Instructions to follow:
Answer with one number: how many lines have "break".

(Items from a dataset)
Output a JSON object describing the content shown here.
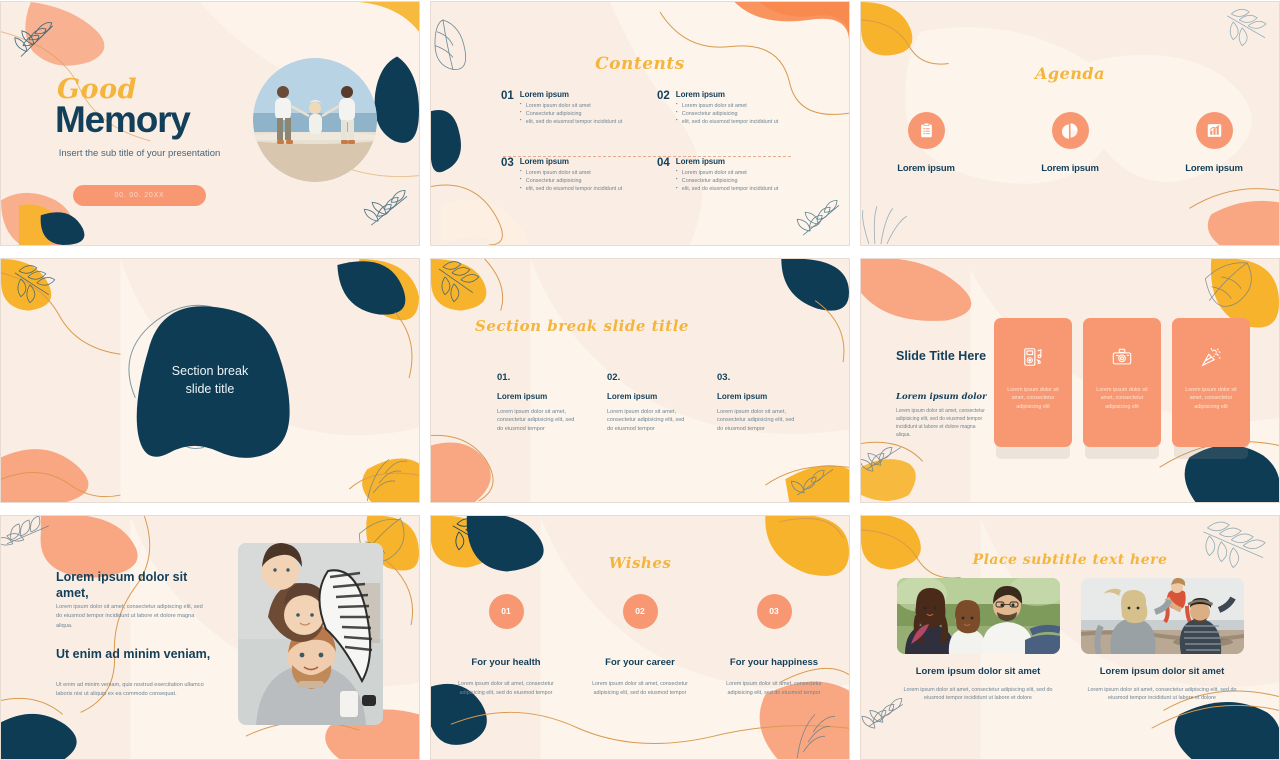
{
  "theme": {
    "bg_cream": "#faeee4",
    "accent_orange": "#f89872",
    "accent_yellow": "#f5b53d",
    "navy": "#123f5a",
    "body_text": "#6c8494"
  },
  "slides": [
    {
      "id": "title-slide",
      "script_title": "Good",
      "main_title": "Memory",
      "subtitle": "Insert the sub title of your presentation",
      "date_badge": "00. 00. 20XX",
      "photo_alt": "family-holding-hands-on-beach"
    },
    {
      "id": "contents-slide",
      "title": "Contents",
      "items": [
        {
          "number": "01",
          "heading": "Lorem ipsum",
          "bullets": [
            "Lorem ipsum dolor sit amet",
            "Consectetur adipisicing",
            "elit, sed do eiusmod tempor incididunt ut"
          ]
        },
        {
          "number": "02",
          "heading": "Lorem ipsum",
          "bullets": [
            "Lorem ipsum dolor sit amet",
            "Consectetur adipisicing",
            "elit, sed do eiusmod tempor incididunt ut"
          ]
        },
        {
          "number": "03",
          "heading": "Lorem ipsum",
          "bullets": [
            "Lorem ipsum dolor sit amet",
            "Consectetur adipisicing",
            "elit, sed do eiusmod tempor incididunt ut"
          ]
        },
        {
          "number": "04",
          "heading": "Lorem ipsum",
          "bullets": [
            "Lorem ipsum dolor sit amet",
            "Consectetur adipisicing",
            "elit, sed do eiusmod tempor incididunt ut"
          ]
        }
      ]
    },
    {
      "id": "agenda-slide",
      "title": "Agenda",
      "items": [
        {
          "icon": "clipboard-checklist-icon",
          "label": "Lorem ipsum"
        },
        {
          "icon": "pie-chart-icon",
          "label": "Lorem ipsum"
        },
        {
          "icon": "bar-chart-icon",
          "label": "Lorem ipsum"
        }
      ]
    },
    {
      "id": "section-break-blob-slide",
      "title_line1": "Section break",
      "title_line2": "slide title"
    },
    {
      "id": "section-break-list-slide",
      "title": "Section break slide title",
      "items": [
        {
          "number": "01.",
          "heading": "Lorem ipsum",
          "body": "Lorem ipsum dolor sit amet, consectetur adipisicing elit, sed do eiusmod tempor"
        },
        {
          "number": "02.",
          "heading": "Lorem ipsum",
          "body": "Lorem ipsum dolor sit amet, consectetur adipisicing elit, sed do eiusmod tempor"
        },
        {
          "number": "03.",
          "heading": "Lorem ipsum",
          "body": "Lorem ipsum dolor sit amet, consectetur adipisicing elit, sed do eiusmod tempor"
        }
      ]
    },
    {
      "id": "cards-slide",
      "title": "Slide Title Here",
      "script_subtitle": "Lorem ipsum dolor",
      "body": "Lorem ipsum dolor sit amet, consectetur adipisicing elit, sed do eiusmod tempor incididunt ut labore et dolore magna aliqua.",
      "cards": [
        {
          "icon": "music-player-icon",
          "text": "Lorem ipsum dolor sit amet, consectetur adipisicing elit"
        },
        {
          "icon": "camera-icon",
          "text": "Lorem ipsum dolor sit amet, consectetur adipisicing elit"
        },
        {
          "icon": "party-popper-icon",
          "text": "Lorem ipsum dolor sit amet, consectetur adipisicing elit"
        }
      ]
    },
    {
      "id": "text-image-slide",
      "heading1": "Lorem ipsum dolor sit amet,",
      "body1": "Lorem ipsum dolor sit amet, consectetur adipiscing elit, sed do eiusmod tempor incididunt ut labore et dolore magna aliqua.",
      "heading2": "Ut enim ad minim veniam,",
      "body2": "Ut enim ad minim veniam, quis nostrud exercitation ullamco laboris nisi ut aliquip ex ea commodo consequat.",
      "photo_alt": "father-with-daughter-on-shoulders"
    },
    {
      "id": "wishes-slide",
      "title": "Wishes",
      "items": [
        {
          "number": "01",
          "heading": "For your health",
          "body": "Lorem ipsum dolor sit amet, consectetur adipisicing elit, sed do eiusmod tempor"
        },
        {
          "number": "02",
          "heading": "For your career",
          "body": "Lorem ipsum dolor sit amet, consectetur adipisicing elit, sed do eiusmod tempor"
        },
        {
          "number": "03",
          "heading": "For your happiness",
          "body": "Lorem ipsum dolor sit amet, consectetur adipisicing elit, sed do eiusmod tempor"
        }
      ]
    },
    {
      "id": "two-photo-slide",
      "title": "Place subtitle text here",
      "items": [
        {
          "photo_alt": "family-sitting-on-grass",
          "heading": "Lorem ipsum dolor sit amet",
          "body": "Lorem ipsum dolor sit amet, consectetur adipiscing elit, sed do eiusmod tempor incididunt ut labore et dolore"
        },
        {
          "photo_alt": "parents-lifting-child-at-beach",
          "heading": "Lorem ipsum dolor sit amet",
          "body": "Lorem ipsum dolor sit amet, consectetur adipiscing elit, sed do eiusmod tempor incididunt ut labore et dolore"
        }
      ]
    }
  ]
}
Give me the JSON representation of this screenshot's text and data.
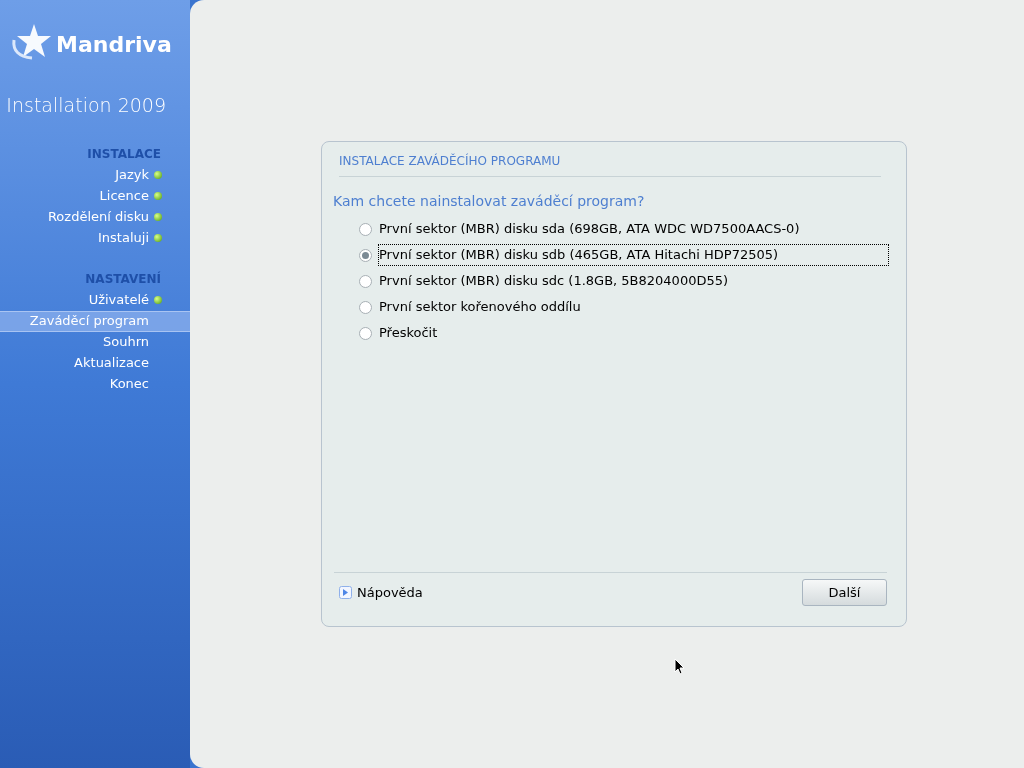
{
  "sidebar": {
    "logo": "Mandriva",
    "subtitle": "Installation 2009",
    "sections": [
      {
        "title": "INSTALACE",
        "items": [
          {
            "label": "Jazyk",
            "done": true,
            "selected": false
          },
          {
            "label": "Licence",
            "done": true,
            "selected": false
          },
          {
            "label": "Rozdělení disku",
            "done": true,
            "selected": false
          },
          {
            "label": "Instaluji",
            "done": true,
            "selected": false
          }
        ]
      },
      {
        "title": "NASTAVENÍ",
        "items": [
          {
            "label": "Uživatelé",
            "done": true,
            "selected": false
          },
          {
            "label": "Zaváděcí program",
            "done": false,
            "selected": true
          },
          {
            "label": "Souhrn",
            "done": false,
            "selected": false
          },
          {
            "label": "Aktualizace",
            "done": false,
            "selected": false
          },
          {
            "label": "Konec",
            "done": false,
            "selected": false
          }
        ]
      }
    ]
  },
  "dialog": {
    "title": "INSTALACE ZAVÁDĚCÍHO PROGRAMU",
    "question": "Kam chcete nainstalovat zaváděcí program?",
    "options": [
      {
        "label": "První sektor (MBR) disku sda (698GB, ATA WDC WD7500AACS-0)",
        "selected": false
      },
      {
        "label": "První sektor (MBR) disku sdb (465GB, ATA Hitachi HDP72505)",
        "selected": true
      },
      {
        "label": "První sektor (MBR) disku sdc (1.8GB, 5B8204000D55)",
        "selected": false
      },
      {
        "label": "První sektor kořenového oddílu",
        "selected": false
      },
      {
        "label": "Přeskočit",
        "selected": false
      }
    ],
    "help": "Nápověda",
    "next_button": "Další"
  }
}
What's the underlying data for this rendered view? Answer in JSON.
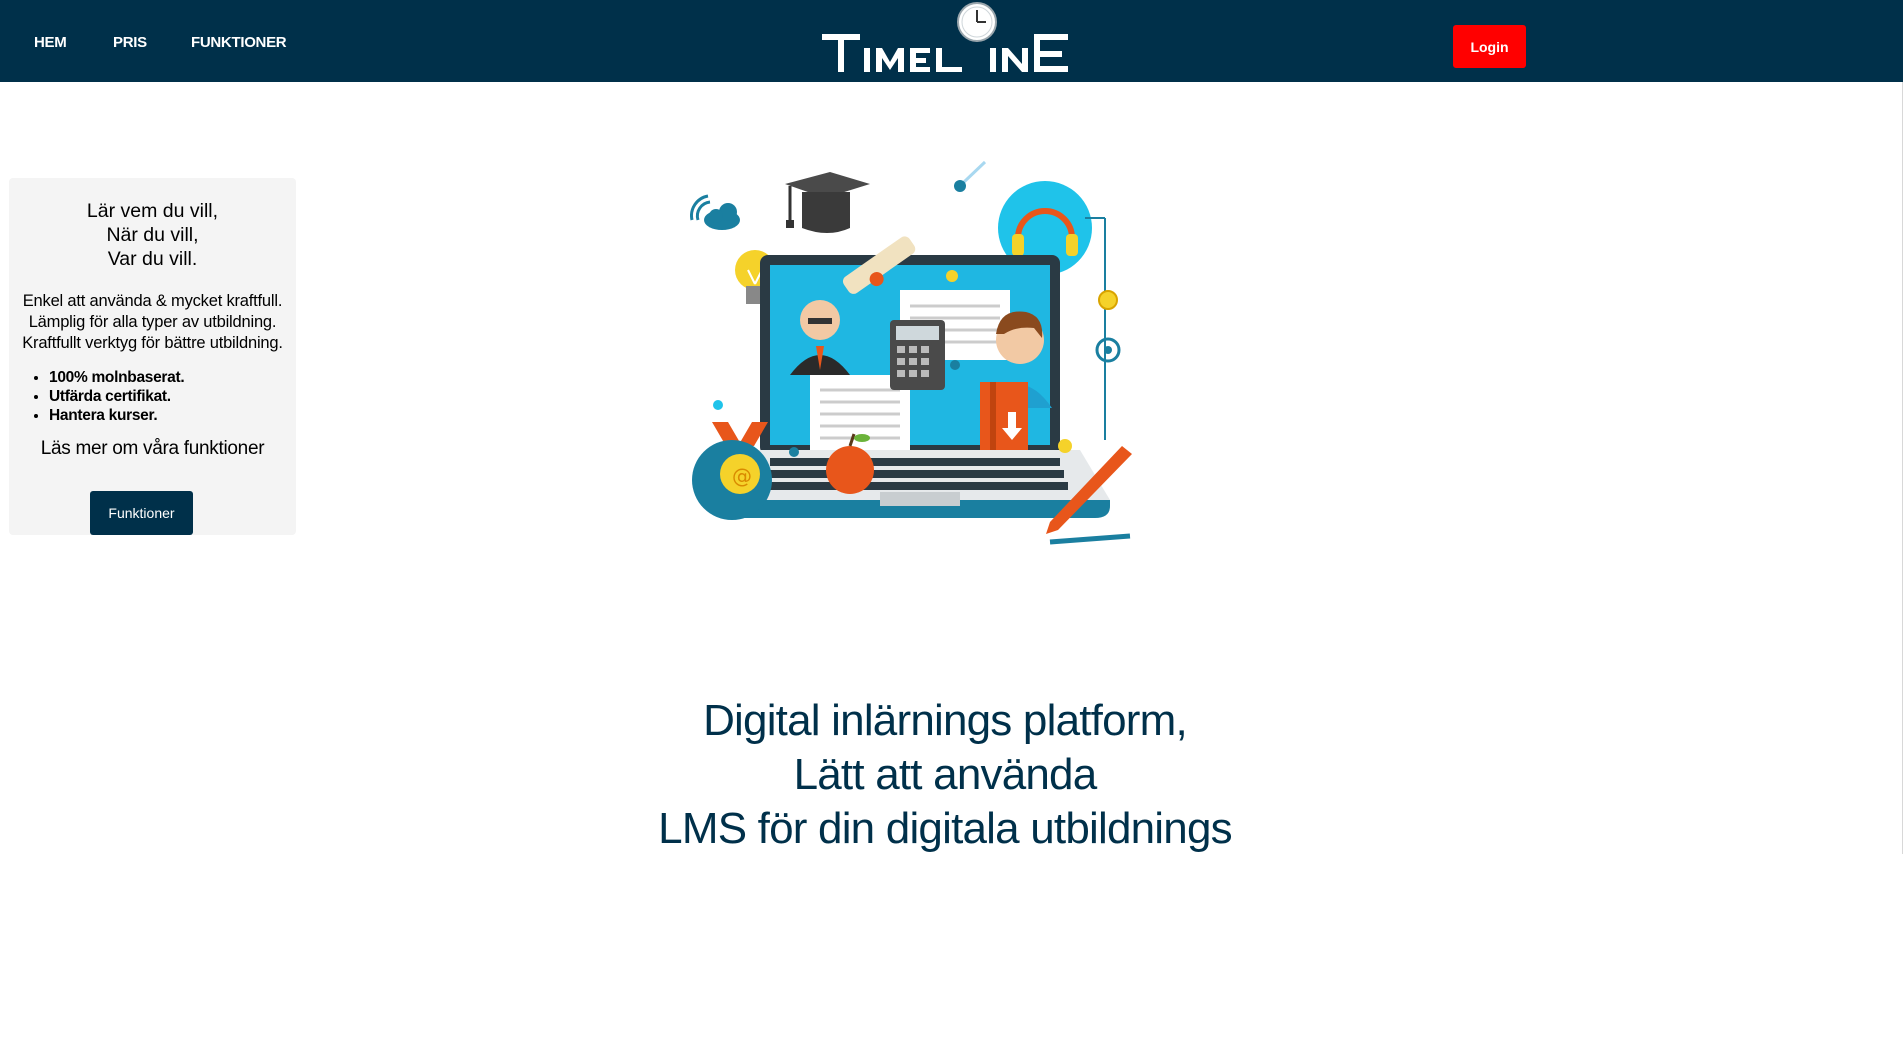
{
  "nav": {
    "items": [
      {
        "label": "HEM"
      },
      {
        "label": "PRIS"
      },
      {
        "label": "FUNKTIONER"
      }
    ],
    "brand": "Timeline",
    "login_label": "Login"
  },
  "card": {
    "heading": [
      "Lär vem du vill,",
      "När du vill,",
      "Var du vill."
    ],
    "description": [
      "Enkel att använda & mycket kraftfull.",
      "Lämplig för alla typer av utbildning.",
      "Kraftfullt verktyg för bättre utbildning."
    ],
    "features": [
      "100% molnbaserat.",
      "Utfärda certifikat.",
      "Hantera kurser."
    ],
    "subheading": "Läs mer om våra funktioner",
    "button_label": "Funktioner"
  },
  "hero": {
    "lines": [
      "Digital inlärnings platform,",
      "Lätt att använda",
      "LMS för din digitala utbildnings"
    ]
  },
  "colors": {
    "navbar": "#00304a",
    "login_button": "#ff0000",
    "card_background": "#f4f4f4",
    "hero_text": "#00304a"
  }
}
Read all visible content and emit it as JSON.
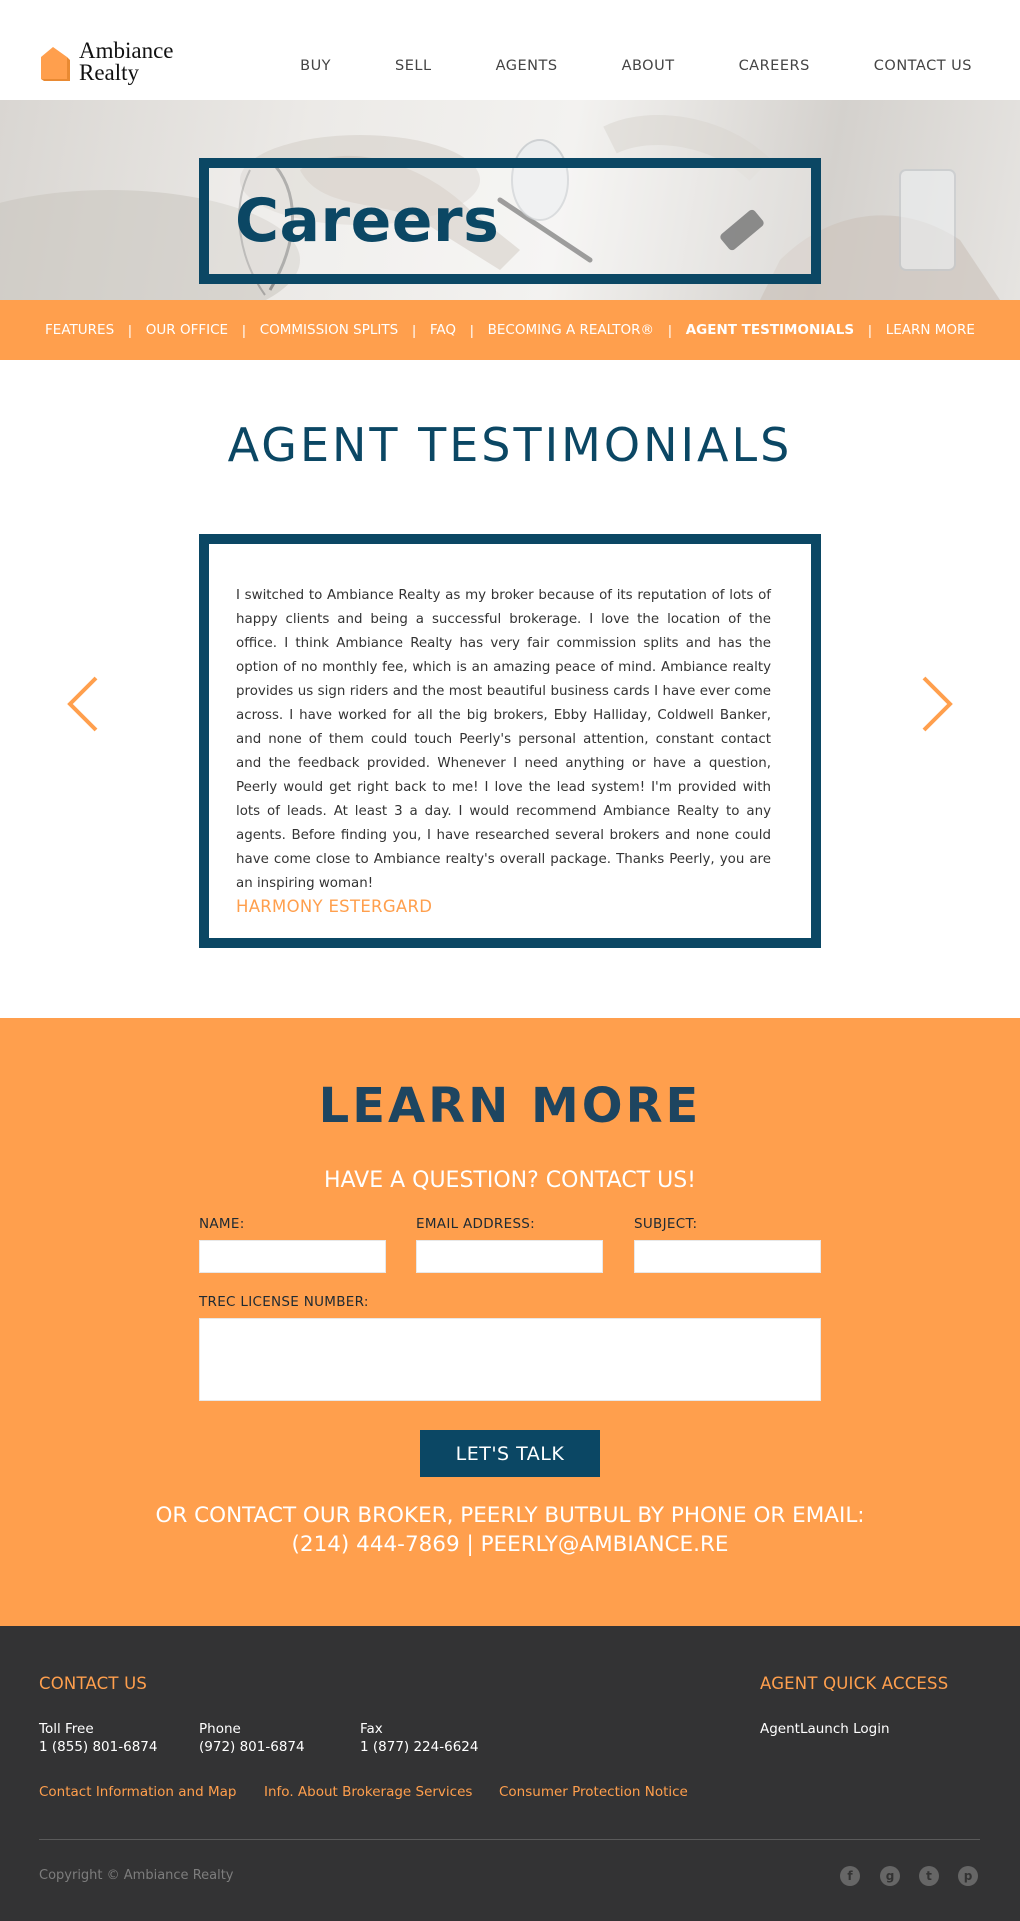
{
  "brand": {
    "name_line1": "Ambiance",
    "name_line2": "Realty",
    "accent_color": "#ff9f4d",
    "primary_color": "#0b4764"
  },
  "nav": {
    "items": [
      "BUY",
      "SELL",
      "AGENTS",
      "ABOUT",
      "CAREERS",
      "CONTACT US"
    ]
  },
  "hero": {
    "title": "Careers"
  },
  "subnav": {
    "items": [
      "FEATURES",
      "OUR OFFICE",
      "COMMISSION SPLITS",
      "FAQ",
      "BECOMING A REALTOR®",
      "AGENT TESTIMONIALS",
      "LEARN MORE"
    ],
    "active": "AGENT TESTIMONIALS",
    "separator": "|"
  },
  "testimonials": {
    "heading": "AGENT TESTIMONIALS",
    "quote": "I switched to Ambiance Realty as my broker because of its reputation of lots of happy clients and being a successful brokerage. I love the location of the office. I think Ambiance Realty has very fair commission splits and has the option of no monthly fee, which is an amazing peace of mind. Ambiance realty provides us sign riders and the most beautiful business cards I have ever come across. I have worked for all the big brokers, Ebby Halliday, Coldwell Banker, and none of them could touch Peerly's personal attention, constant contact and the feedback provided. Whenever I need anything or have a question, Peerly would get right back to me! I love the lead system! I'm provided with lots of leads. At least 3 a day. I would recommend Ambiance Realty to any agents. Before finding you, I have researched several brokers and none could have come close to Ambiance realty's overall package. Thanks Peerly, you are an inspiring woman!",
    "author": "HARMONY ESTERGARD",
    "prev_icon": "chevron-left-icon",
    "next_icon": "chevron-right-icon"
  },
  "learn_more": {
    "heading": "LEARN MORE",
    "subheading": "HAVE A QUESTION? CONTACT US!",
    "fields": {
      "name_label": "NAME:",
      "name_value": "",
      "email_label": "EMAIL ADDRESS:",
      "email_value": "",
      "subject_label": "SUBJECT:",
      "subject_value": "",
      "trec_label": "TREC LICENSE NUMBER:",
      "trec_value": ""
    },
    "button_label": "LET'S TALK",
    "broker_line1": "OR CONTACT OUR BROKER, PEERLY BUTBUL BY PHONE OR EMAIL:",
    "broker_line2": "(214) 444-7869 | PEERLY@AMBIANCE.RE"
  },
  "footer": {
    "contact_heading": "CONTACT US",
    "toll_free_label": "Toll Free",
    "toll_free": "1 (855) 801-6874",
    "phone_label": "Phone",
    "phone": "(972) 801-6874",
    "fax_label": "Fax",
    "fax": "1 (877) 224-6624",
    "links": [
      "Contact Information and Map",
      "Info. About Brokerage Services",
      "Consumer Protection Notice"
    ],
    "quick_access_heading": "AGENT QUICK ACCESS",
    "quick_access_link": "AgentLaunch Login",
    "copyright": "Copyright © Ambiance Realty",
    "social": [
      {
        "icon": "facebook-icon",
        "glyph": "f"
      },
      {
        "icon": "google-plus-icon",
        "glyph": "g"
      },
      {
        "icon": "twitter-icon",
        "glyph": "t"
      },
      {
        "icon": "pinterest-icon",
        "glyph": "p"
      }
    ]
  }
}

Task response:
4